EXERCISE MATERIALS:
----------

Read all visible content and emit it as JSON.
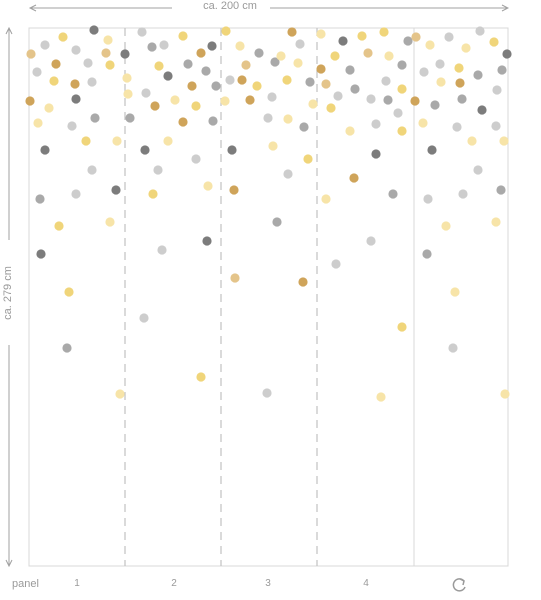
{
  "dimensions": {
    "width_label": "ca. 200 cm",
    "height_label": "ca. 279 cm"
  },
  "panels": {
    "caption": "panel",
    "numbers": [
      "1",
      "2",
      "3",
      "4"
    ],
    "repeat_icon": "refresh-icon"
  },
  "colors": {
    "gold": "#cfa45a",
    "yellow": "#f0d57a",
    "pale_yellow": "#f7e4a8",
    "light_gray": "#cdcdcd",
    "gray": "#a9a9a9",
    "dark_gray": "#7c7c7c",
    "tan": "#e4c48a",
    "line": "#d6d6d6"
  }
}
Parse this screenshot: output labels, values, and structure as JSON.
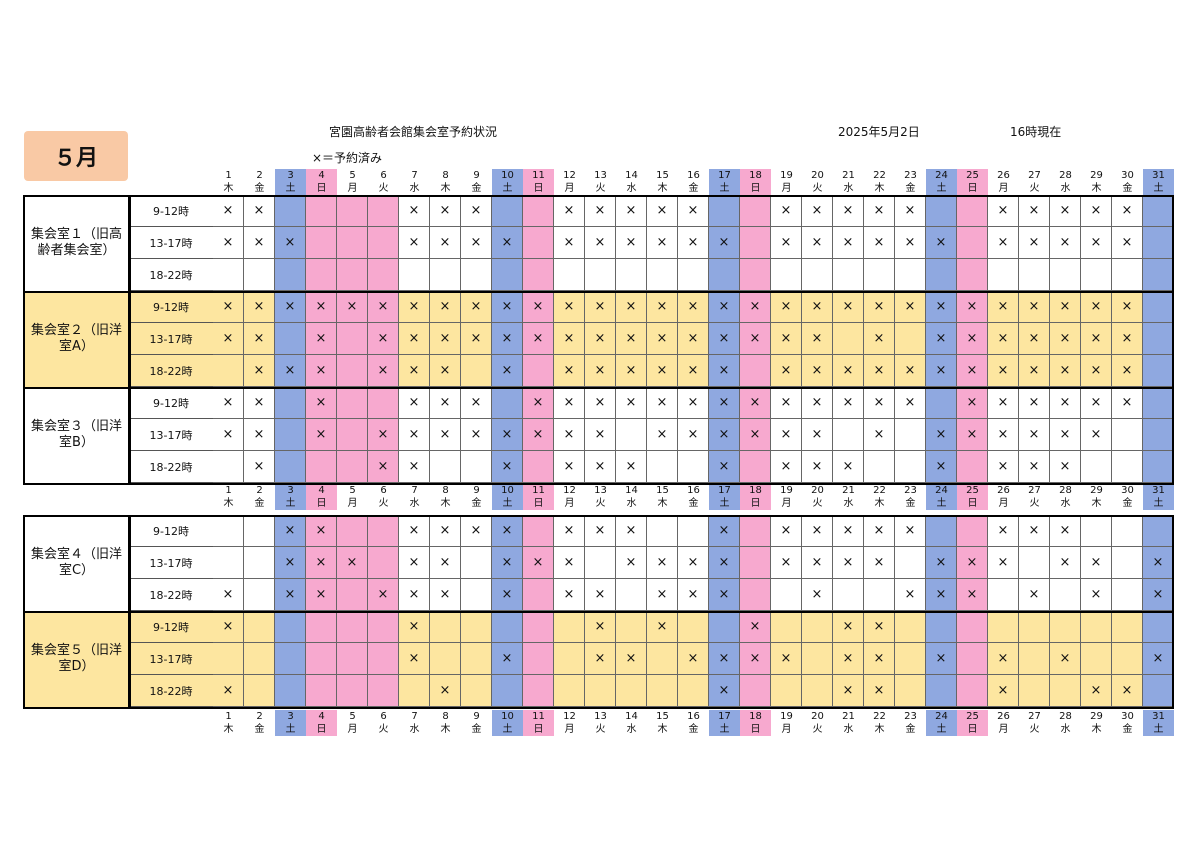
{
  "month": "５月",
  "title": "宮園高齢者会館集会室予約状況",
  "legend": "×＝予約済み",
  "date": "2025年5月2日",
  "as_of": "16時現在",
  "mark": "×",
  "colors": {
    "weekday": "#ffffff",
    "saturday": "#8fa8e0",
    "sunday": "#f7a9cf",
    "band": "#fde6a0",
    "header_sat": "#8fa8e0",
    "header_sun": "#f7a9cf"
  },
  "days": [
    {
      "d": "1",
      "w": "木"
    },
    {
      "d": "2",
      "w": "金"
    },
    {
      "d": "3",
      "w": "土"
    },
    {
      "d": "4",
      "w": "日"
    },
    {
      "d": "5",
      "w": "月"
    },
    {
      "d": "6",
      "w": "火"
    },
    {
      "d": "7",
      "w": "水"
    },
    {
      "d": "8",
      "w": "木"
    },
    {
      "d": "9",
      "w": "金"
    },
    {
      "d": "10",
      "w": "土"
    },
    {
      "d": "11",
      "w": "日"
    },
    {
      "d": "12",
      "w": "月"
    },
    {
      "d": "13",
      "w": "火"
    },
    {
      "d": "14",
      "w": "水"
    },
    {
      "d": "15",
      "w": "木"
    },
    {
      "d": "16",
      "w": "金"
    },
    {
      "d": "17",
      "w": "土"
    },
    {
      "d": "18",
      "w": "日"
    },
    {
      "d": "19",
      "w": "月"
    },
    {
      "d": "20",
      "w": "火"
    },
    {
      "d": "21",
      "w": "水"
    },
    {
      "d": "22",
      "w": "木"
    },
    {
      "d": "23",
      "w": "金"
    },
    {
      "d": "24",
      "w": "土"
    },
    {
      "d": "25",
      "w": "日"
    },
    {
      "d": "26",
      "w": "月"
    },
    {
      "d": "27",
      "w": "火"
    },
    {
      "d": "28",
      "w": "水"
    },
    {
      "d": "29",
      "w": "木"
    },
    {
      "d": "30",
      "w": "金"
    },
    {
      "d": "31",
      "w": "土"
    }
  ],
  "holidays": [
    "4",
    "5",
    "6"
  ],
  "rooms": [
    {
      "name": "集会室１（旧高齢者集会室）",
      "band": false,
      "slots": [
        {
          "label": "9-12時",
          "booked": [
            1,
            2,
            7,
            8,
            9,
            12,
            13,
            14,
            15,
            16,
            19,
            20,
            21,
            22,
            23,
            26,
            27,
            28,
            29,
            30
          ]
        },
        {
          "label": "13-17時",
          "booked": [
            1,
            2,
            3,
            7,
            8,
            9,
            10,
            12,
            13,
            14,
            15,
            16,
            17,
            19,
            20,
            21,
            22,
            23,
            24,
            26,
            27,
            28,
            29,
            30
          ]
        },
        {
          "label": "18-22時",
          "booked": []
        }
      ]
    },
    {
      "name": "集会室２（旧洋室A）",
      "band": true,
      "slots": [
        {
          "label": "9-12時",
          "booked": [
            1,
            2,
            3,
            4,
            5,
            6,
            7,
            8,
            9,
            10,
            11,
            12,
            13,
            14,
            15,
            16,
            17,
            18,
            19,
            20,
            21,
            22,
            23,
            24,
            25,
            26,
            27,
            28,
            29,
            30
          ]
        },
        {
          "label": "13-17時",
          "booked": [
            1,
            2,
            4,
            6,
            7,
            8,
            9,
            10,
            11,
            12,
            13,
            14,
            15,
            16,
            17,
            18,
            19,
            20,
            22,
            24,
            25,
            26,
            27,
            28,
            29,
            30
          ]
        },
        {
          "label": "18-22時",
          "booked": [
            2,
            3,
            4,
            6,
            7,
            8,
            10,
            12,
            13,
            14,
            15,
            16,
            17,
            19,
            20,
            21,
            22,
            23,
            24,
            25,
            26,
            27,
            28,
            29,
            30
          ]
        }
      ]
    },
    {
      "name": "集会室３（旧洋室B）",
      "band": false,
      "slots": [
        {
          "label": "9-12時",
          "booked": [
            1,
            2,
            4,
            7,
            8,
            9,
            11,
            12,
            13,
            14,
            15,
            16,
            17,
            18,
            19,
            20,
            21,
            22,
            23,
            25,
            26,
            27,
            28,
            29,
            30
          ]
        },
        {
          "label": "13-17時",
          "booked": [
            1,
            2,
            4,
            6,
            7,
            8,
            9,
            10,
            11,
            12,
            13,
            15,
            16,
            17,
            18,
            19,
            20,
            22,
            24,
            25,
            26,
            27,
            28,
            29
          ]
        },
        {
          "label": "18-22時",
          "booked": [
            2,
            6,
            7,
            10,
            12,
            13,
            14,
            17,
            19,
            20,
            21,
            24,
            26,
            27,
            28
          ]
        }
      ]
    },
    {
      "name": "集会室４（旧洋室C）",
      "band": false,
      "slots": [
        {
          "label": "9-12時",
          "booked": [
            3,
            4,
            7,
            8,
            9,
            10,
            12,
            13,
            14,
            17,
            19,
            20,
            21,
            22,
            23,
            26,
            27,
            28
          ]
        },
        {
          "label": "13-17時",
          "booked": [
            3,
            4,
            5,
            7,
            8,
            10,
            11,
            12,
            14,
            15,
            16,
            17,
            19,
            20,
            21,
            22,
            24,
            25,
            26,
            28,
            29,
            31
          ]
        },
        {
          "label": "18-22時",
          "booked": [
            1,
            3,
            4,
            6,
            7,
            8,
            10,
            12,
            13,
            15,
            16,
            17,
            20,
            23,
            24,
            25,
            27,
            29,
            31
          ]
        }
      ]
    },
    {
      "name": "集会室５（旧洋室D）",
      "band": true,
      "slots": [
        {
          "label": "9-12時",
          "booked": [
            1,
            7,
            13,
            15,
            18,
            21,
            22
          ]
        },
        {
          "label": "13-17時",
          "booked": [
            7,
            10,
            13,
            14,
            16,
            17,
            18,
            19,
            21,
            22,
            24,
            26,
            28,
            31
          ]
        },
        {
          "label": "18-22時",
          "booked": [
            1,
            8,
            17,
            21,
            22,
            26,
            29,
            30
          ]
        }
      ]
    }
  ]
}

----------

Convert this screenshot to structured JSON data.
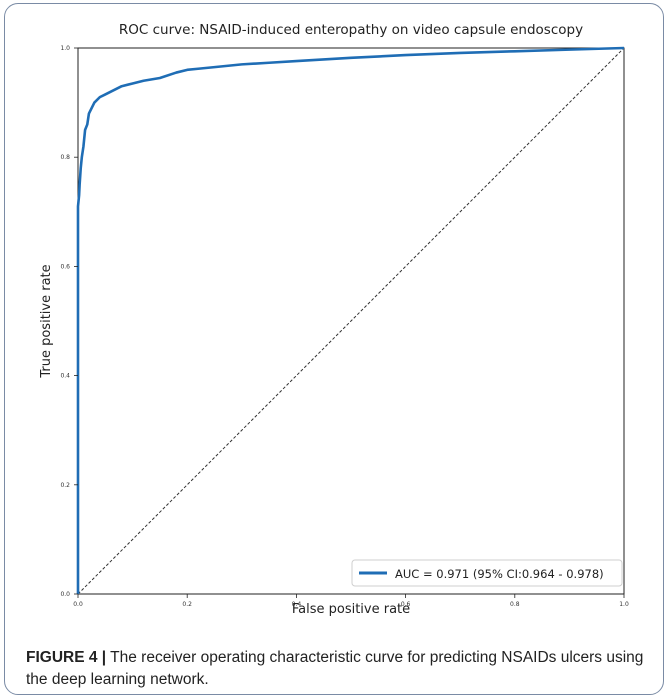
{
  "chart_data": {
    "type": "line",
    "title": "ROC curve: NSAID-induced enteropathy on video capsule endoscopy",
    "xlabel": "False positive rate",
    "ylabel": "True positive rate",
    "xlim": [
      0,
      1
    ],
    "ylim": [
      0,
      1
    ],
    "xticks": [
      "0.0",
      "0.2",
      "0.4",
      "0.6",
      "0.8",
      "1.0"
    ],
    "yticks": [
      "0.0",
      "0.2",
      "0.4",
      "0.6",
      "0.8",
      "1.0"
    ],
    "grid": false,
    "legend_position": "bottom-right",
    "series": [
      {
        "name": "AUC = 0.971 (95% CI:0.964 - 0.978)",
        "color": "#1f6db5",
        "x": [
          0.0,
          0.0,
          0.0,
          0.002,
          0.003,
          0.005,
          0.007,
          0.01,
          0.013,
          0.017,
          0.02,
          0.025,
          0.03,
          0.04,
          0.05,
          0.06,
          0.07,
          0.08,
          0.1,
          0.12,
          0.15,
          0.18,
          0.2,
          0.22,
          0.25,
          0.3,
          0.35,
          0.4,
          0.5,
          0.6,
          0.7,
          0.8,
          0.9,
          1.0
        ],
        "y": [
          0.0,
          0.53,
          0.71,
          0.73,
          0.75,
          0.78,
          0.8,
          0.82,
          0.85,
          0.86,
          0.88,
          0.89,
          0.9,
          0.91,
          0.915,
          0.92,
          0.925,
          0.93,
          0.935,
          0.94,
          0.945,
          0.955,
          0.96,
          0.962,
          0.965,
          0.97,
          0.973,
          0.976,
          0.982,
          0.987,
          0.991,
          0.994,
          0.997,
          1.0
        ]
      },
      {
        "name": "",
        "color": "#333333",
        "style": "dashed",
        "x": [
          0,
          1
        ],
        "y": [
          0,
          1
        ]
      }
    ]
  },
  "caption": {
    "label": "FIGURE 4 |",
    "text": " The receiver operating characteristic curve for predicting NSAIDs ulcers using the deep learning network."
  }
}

----------

STATED EXERCISE: The string "rate" may appear in lines of the listing above; tally those lines and give the number only.

TASK SOLUTION: 2